__WHAT IS NEEDED__
Write out the material below again, unchanged.

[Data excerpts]
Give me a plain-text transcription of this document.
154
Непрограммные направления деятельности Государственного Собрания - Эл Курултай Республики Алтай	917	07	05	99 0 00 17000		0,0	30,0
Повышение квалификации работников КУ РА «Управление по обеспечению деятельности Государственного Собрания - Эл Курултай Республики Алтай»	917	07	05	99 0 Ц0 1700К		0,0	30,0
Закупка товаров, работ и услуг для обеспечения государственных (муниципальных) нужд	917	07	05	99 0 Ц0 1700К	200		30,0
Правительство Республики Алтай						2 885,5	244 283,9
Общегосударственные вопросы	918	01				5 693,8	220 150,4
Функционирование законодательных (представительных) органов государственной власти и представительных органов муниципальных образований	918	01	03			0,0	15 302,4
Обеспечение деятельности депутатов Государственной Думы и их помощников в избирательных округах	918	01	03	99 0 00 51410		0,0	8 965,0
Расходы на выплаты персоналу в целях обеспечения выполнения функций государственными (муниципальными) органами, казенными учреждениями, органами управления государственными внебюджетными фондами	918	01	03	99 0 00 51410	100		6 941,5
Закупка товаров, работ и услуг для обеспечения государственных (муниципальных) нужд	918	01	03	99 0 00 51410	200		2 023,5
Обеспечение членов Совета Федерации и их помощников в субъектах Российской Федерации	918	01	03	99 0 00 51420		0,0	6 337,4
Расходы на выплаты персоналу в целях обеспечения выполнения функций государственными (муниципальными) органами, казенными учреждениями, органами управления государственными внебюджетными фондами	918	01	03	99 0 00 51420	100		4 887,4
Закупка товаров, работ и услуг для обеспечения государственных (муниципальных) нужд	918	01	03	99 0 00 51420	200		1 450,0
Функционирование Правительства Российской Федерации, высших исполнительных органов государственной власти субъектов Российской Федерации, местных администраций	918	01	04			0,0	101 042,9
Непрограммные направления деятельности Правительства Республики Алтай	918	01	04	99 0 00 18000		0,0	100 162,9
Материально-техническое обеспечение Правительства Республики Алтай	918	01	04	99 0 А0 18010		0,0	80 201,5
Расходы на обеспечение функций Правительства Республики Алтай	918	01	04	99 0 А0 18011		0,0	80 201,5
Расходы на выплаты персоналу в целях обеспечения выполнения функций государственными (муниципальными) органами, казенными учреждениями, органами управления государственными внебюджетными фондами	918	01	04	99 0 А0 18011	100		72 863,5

__EXERCISE OUTPUT__
Give me a plain-text transcription of this document.
154
Непрограммные направления деятельности Государственного Собрания - Эл Курултай Республики Алтай	917	07	05	99 0 00 17000		0,0	30,0
Повышение квалификации работников КУ РА «Управление по обеспечению деятельности Государственного Собрания - Эл Курултай Республики Алтай»	917	07	05	99 0 Ц0 1700К		0,0	30,0
Закупка товаров, работ и услуг для обеспечения государственных (муниципальных) нужд	917	07	05	99 0 Ц0 1700К	200		30,0
Правительство Республики Алтай						2 885,5	244 283,9
Общегосударственные вопросы	918	01				5 693,8	220 150,4
Функционирование законодательных (представительных) органов государственной власти и представительных органов муниципальных образований	918	01	03			0,0	15 302,4
Обеспечение деятельности депутатов Государственной Думы и их помощников в избирательных округах	918	01	03	99 0 00 51410		0,0	8 965,0
Расходы на выплаты персоналу в целях обеспечения выполнения функций государственными (муниципальными) органами, казенными учреждениями, органами управления государственными внебюджетными фондами	918	01	03	99 0 00 51410	100		6 941,5
Закупка товаров, работ и услуг для обеспечения государственных (муниципальных) нужд	918	01	03	99 0 00 51410	200		2 023,5
Обеспечение членов Совета Федерации и их помощников в субъектах Российской Федерации	918	01	03	99 0 00 51420		0,0	6 337,4
Расходы на выплаты персоналу в целях обеспечения выполнения функций государственными (муниципальными) органами, казенными учреждениями, органами управления государственными внебюджетными фондами	918	01	03	99 0 00 51420	100		4 887,4
Закупка товаров, работ и услуг для обеспечения государственных (муниципальных) нужд	918	01	03	99 0 00 51420	200		1 450,0
Функционирование Правительства Российской Федерации, высших исполнительных органов государственной власти субъектов Российской Федерации, местных администраций	918	01	04			0,0	101 042,9
Непрограммные направления деятельности Правительства Республики Алтай	918	01	04	99 0 00 18000		0,0	100 162,9
Материально-техническое обеспечение Правительства Республики Алтай	918	01	04	99 0 А0 18010		0,0	80 201,5
Расходы на обеспечение функций Правительства Республики Алтай	918	01	04	99 0 А0 18011		0,0	80 201,5
Расходы на выплаты персоналу в целях обеспечения выполнения функций государственными (муниципальными) органами, казенными учреждениями, органами управления государственными внебюджетными фондами	918	01	04	99 0 А0 18011	100		72 863,5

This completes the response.